● **Directions for this task**
Identify each line below that contains the word "ισχύουν", and copy it out.

● **Material for this exercise**
----

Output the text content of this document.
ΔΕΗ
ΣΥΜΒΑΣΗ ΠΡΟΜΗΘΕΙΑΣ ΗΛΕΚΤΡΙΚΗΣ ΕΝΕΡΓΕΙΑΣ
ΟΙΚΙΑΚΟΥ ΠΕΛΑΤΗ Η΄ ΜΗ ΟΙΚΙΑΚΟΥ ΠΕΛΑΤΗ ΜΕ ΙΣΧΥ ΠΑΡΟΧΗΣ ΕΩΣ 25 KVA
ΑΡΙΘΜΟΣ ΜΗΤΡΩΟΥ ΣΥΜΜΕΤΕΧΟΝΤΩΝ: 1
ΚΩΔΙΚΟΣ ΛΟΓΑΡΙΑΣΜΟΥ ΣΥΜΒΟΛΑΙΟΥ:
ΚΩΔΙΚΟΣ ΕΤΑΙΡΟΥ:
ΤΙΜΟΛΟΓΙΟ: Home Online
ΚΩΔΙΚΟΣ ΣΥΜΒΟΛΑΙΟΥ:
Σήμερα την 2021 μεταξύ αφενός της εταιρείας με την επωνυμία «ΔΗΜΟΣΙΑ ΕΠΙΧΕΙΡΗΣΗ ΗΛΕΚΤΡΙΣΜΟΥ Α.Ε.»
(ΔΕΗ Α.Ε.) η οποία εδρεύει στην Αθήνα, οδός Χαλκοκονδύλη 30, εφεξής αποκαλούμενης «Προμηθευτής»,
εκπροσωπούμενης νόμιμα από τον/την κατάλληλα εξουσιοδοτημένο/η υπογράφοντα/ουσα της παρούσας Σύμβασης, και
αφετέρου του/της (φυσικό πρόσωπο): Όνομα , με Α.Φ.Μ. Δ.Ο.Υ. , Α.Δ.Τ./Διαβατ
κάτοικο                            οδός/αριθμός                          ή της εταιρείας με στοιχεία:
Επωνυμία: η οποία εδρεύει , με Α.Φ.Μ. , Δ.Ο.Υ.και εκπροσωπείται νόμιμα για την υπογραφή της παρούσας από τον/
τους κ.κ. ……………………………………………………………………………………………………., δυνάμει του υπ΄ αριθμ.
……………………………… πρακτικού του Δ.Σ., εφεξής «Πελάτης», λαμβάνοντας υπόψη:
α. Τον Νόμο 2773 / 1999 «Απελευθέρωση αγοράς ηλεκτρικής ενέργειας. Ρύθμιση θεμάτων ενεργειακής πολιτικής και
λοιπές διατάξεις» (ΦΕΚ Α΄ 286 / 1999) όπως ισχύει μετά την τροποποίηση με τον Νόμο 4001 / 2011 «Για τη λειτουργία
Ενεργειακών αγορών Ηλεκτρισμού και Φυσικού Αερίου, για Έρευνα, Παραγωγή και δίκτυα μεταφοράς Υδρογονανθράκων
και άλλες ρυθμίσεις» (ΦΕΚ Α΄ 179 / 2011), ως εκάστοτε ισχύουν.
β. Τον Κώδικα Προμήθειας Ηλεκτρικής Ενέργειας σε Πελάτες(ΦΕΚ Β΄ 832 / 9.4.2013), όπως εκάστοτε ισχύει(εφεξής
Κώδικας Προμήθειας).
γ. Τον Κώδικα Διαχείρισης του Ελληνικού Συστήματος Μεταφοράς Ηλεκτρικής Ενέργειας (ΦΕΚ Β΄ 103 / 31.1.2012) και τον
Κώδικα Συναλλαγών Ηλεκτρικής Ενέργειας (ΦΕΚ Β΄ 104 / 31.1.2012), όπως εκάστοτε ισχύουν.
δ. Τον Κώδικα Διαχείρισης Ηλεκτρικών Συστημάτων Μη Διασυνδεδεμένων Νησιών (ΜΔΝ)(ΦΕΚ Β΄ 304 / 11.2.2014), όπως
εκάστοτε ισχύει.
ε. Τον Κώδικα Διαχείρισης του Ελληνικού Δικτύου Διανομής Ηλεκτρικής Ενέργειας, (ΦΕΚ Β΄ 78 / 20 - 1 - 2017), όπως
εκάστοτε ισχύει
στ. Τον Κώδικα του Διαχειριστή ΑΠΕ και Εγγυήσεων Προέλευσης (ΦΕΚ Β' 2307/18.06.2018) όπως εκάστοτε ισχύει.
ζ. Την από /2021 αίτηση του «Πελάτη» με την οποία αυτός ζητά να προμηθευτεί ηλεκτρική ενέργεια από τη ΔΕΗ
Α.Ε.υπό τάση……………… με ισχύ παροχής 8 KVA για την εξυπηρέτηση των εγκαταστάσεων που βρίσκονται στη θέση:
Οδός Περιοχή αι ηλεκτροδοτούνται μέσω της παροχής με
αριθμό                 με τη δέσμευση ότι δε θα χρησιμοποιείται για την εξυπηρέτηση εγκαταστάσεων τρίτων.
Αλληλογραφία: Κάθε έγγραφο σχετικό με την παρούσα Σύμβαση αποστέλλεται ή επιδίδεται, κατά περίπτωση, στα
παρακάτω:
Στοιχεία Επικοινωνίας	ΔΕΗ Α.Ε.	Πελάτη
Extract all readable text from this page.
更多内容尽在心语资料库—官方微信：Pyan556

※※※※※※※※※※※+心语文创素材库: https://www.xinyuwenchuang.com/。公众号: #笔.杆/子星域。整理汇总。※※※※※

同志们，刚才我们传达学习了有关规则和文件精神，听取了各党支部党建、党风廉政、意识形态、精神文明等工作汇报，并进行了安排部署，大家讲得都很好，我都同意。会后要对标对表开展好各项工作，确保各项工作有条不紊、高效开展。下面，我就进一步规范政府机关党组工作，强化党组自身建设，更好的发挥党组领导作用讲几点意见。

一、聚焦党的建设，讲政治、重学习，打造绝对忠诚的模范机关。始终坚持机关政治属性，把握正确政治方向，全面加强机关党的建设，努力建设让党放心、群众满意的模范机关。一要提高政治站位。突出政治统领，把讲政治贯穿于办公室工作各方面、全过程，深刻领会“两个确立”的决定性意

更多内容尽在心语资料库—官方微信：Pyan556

----

● **Final result**
και άλλες ρυθμίσεις» (ΦΕΚ Α΄ 179 / 2011), ως εκάστοτε ισχύουν.
Κώδικα Συναλλαγών Ηλεκτρικής Ενέργειας (ΦΕΚ Β΄ 104 / 31.1.2012), όπως εκάστοτε ισχύουν.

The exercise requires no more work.